Exercise goal >>
Transcribe the entries below exactly.

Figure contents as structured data

******

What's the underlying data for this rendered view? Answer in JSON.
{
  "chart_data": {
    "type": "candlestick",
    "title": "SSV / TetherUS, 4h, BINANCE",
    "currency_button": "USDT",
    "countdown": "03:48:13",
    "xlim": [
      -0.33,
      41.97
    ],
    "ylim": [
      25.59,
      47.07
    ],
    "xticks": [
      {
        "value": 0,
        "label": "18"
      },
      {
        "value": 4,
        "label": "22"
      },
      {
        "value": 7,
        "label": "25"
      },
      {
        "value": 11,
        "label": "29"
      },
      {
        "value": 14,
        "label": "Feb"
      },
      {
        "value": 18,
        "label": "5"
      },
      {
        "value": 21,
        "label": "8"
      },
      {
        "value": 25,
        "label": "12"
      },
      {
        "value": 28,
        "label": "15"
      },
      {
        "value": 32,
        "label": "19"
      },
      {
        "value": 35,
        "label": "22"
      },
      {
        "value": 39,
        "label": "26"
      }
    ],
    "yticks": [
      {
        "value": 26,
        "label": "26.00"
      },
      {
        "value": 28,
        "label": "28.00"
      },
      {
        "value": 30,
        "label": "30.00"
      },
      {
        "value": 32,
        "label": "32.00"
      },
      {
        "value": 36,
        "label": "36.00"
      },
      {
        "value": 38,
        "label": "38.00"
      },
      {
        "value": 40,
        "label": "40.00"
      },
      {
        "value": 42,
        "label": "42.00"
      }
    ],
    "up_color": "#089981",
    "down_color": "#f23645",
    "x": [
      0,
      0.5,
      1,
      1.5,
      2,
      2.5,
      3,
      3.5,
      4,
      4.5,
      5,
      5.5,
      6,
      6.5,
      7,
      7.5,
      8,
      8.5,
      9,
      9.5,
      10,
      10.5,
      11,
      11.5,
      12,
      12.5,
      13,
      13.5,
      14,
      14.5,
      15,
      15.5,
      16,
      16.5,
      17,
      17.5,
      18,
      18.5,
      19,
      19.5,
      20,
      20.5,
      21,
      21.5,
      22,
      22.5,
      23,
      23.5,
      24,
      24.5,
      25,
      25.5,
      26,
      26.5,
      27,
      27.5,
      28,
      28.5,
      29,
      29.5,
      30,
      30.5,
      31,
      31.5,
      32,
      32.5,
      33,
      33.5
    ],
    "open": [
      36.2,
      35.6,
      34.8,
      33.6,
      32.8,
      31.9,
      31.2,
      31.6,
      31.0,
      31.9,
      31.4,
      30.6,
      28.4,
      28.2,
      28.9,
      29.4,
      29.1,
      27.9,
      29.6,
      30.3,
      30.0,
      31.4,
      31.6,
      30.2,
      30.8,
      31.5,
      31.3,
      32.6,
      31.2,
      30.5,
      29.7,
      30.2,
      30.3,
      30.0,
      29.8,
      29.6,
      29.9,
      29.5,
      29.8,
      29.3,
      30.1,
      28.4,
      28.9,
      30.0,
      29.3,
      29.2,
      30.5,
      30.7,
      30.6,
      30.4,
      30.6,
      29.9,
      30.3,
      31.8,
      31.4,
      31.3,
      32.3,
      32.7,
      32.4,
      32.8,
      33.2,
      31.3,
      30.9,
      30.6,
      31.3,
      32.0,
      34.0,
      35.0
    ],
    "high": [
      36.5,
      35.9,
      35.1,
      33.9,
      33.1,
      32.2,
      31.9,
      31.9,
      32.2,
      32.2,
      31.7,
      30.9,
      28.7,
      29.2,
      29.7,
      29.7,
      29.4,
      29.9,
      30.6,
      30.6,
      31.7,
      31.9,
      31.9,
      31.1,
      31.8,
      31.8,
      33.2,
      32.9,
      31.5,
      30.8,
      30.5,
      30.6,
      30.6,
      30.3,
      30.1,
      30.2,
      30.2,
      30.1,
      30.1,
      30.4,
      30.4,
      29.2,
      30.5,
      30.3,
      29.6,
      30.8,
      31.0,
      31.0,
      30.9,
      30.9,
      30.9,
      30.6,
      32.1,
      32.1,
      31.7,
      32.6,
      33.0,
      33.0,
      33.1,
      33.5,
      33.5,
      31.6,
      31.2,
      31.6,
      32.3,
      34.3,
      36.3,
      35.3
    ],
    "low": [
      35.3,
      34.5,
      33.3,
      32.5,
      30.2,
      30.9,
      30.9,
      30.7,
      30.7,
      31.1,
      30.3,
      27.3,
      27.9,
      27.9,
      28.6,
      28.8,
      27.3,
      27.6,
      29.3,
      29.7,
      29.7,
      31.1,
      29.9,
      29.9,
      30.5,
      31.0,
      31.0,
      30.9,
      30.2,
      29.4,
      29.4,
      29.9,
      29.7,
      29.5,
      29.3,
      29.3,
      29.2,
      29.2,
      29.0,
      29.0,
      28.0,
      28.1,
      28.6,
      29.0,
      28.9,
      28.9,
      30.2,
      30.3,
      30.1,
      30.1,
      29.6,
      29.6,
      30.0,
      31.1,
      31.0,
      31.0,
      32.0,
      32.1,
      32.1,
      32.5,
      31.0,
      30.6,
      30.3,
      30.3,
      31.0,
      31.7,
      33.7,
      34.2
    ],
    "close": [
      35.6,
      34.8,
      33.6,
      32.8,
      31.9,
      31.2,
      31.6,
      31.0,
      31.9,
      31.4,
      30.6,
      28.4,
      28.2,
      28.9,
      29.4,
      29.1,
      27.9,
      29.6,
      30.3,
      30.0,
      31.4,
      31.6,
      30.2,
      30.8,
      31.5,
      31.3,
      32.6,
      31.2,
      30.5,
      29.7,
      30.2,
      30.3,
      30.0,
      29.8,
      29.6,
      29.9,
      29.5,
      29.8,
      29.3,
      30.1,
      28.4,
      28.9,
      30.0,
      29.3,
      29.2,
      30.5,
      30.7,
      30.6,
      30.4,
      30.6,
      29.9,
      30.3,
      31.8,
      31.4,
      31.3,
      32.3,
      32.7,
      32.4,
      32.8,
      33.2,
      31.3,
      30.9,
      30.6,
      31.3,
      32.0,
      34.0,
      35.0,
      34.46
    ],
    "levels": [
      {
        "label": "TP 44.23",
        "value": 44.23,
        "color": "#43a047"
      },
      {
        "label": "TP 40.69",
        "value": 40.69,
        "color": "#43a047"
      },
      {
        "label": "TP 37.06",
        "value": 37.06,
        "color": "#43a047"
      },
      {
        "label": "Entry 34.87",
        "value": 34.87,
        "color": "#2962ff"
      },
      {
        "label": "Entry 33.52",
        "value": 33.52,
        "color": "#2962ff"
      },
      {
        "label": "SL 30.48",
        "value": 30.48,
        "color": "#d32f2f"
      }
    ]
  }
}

******

Completed exercise >>
What's the underlying data for this rendered view? Answer in JSON.
{
  "chart_data": {
    "type": "candlestick",
    "title": "SSV / TetherUS, 4h, BINANCE",
    "currency_button": "USDT",
    "countdown": "03:48:13",
    "xlim": [
      -0.33,
      41.97
    ],
    "ylim": [
      25.59,
      47.07
    ],
    "xticks": [
      {
        "value": 0,
        "label": "18"
      },
      {
        "value": 4,
        "label": "22"
      },
      {
        "value": 7,
        "label": "25"
      },
      {
        "value": 11,
        "label": "29"
      },
      {
        "value": 14,
        "label": "Feb"
      },
      {
        "value": 18,
        "label": "5"
      },
      {
        "value": 21,
        "label": "8"
      },
      {
        "value": 25,
        "label": "12"
      },
      {
        "value": 28,
        "label": "15"
      },
      {
        "value": 32,
        "label": "19"
      },
      {
        "value": 35,
        "label": "22"
      },
      {
        "value": 39,
        "label": "26"
      }
    ],
    "yticks": [
      {
        "value": 26,
        "label": "26.00"
      },
      {
        "value": 28,
        "label": "28.00"
      },
      {
        "value": 30,
        "label": "30.00"
      },
      {
        "value": 32,
        "label": "32.00"
      },
      {
        "value": 36,
        "label": "36.00"
      },
      {
        "value": 38,
        "label": "38.00"
      },
      {
        "value": 40,
        "label": "40.00"
      },
      {
        "value": 42,
        "label": "42.00"
      }
    ],
    "up_color": "#089981",
    "down_color": "#f23645",
    "x": [
      0,
      0.5,
      1,
      1.5,
      2,
      2.5,
      3,
      3.5,
      4,
      4.5,
      5,
      5.5,
      6,
      6.5,
      7,
      7.5,
      8,
      8.5,
      9,
      9.5,
      10,
      10.5,
      11,
      11.5,
      12,
      12.5,
      13,
      13.5,
      14,
      14.5,
      15,
      15.5,
      16,
      16.5,
      17,
      17.5,
      18,
      18.5,
      19,
      19.5,
      20,
      20.5,
      21,
      21.5,
      22,
      22.5,
      23,
      23.5,
      24,
      24.5,
      25,
      25.5,
      26,
      26.5,
      27,
      27.5,
      28,
      28.5,
      29,
      29.5,
      30,
      30.5,
      31,
      31.5,
      32,
      32.5,
      33,
      33.5
    ],
    "open": [
      36.2,
      35.6,
      34.8,
      33.6,
      32.8,
      31.9,
      31.2,
      31.6,
      31.0,
      31.9,
      31.4,
      30.6,
      28.4,
      28.2,
      28.9,
      29.4,
      29.1,
      27.9,
      29.6,
      30.3,
      30.0,
      31.4,
      31.6,
      30.2,
      30.8,
      31.5,
      31.3,
      32.6,
      31.2,
      30.5,
      29.7,
      30.2,
      30.3,
      30.0,
      29.8,
      29.6,
      29.9,
      29.5,
      29.8,
      29.3,
      30.1,
      28.4,
      28.9,
      30.0,
      29.3,
      29.2,
      30.5,
      30.7,
      30.6,
      30.4,
      30.6,
      29.9,
      30.3,
      31.8,
      31.4,
      31.3,
      32.3,
      32.7,
      32.4,
      32.8,
      33.2,
      31.3,
      30.9,
      30.6,
      31.3,
      32.0,
      34.0,
      35.0
    ],
    "high": [
      36.5,
      35.9,
      35.1,
      33.9,
      33.1,
      32.2,
      31.9,
      31.9,
      32.2,
      32.2,
      31.7,
      30.9,
      28.7,
      29.2,
      29.7,
      29.7,
      29.4,
      29.9,
      30.6,
      30.6,
      31.7,
      31.9,
      31.9,
      31.1,
      31.8,
      31.8,
      33.2,
      32.9,
      31.5,
      30.8,
      30.5,
      30.6,
      30.6,
      30.3,
      30.1,
      30.2,
      30.2,
      30.1,
      30.1,
      30.4,
      30.4,
      29.2,
      30.5,
      30.3,
      29.6,
      30.8,
      31.0,
      31.0,
      30.9,
      30.9,
      30.9,
      30.6,
      32.1,
      32.1,
      31.7,
      32.6,
      33.0,
      33.0,
      33.1,
      33.5,
      33.5,
      31.6,
      31.2,
      31.6,
      32.3,
      34.3,
      36.3,
      35.3
    ],
    "low": [
      35.3,
      34.5,
      33.3,
      32.5,
      30.2,
      30.9,
      30.9,
      30.7,
      30.7,
      31.1,
      30.3,
      27.3,
      27.9,
      27.9,
      28.6,
      28.8,
      27.3,
      27.6,
      29.3,
      29.7,
      29.7,
      31.1,
      29.9,
      29.9,
      30.5,
      31.0,
      31.0,
      30.9,
      30.2,
      29.4,
      29.4,
      29.9,
      29.7,
      29.5,
      29.3,
      29.3,
      29.2,
      29.2,
      29.0,
      29.0,
      28.0,
      28.1,
      28.6,
      29.0,
      28.9,
      28.9,
      30.2,
      30.3,
      30.1,
      30.1,
      29.6,
      29.6,
      30.0,
      31.1,
      31.0,
      31.0,
      32.0,
      32.1,
      32.1,
      32.5,
      31.0,
      30.6,
      30.3,
      30.3,
      31.0,
      31.7,
      33.7,
      34.2
    ],
    "close": [
      35.6,
      34.8,
      33.6,
      32.8,
      31.9,
      31.2,
      31.6,
      31.0,
      31.9,
      31.4,
      30.6,
      28.4,
      28.2,
      28.9,
      29.4,
      29.1,
      27.9,
      29.6,
      30.3,
      30.0,
      31.4,
      31.6,
      30.2,
      30.8,
      31.5,
      31.3,
      32.6,
      31.2,
      30.5,
      29.7,
      30.2,
      30.3,
      30.0,
      29.8,
      29.6,
      29.9,
      29.5,
      29.8,
      29.3,
      30.1,
      28.4,
      28.9,
      30.0,
      29.3,
      29.2,
      30.5,
      30.7,
      30.6,
      30.4,
      30.6,
      29.9,
      30.3,
      31.8,
      31.4,
      31.3,
      32.3,
      32.7,
      32.4,
      32.8,
      33.2,
      31.3,
      30.9,
      30.6,
      31.3,
      32.0,
      34.0,
      35.0,
      34.46
    ],
    "levels": [
      {
        "label": "TP 44.23",
        "value": 44.23,
        "color": "#43a047"
      },
      {
        "label": "TP 40.69",
        "value": 40.69,
        "color": "#43a047"
      },
      {
        "label": "TP 37.06",
        "value": 37.06,
        "color": "#43a047"
      },
      {
        "label": "Entry 34.87",
        "value": 34.87,
        "color": "#2962ff"
      },
      {
        "label": "Entry 33.52",
        "value": 33.52,
        "color": "#2962ff"
      },
      {
        "label": "SL 30.48",
        "value": 30.48,
        "color": "#d32f2f"
      }
    ]
  }
}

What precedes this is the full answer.